__GIVEN DATA__
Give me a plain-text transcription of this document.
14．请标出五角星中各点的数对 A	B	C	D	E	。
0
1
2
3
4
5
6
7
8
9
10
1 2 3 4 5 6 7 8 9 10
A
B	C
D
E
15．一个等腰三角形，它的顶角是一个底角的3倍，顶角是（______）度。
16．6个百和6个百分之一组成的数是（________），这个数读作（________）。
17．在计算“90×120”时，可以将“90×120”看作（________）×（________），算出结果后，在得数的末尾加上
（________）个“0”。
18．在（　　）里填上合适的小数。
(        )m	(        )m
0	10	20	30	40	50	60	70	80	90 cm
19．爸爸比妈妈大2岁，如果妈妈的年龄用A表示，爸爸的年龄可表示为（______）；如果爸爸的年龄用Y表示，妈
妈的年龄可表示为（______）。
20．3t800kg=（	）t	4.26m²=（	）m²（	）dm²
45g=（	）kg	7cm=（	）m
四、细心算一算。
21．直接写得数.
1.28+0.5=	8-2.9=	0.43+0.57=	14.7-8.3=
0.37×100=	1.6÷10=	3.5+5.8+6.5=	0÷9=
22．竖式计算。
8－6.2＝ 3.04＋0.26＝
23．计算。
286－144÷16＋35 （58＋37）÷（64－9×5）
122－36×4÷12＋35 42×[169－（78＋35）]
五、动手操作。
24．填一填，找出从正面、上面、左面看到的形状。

__WRITTEN INSTRUCTION__
Every line of the material must be returned exactly as it appears.

__WRITTEN RESPONSE__
Give me a plain-text transcription of this document.
14．请标出五角星中各点的数对 A	B	C	D	E	。
0
1
2
3
4
5
6
7
8
9
10
1 2 3 4 5 6 7 8 9 10
A
B	C
D
E
15．一个等腰三角形，它的顶角是一个底角的3倍，顶角是（______）度。
16．6个百和6个百分之一组成的数是（________），这个数读作（________）。
17．在计算“90×120”时，可以将“90×120”看作（________）×（________），算出结果后，在得数的末尾加上
（________）个“0”。
18．在（　　）里填上合适的小数。
(        )m	(        )m
0	10	20	30	40	50	60	70	80	90 cm
19．爸爸比妈妈大2岁，如果妈妈的年龄用A表示，爸爸的年龄可表示为（______）；如果爸爸的年龄用Y表示，妈
妈的年龄可表示为（______）。
20．3t800kg=（	）t	4.26m²=（	）m²（	）dm²
45g=（	）kg	7cm=（	）m
四、细心算一算。
21．直接写得数.
1.28+0.5=	8-2.9=	0.43+0.57=	14.7-8.3=
0.37×100=	1.6÷10=	3.5+5.8+6.5=	0÷9=
22．竖式计算。
8－6.2＝ 3.04＋0.26＝
23．计算。
286－144÷16＋35 （58＋37）÷（64－9×5）
122－36×4÷12＋35 42×[169－（78＋35）]
五、动手操作。
24．填一填，找出从正面、上面、左面看到的形状。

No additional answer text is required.